TO DO = Set down the whole listing verbatim.

ENTRIES PROVIDED =
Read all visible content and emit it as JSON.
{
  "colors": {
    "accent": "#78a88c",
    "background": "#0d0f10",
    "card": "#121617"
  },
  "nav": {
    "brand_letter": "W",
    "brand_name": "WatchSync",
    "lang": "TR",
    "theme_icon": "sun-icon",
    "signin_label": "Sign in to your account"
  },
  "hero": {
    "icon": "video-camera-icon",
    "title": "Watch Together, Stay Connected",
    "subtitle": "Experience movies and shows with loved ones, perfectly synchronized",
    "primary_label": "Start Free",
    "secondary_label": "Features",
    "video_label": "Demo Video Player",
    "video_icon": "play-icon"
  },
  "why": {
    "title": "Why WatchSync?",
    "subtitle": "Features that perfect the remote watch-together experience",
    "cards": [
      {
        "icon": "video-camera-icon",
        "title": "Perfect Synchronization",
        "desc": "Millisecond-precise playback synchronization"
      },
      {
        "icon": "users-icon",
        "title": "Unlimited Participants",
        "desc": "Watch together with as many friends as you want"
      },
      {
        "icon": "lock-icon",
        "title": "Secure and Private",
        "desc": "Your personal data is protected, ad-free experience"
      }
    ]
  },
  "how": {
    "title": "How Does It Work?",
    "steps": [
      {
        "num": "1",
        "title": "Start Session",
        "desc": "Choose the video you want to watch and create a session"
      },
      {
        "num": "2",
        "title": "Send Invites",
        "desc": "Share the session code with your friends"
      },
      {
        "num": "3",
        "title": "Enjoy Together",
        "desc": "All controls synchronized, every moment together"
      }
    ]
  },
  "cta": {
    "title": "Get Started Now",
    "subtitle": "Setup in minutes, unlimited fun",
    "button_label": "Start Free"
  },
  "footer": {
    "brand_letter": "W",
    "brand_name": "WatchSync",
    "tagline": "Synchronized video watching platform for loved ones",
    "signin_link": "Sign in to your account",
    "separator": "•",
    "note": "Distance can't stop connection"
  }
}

TASK OUTPUT =
Read all visible content and emit it as JSON.
{
  "colors": {
    "accent": "#78a88c",
    "background": "#0d0f10",
    "card": "#121617"
  },
  "nav": {
    "brand_letter": "W",
    "brand_name": "WatchSync",
    "lang": "TR",
    "theme_icon": "sun-icon",
    "signin_label": "Sign in to your account"
  },
  "hero": {
    "icon": "video-camera-icon",
    "title": "Watch Together, Stay Connected",
    "subtitle": "Experience movies and shows with loved ones, perfectly synchronized",
    "primary_label": "Start Free",
    "secondary_label": "Features",
    "video_label": "Demo Video Player",
    "video_icon": "play-icon"
  },
  "why": {
    "title": "Why WatchSync?",
    "subtitle": "Features that perfect the remote watch-together experience",
    "cards": [
      {
        "icon": "video-camera-icon",
        "title": "Perfect Synchronization",
        "desc": "Millisecond-precise playback synchronization"
      },
      {
        "icon": "users-icon",
        "title": "Unlimited Participants",
        "desc": "Watch together with as many friends as you want"
      },
      {
        "icon": "lock-icon",
        "title": "Secure and Private",
        "desc": "Your personal data is protected, ad-free experience"
      }
    ]
  },
  "how": {
    "title": "How Does It Work?",
    "steps": [
      {
        "num": "1",
        "title": "Start Session",
        "desc": "Choose the video you want to watch and create a session"
      },
      {
        "num": "2",
        "title": "Send Invites",
        "desc": "Share the session code with your friends"
      },
      {
        "num": "3",
        "title": "Enjoy Together",
        "desc": "All controls synchronized, every moment together"
      }
    ]
  },
  "cta": {
    "title": "Get Started Now",
    "subtitle": "Setup in minutes, unlimited fun",
    "button_label": "Start Free"
  },
  "footer": {
    "brand_letter": "W",
    "brand_name": "WatchSync",
    "tagline": "Synchronized video watching platform for loved ones",
    "signin_link": "Sign in to your account",
    "separator": "•",
    "note": "Distance can't stop connection"
  }
}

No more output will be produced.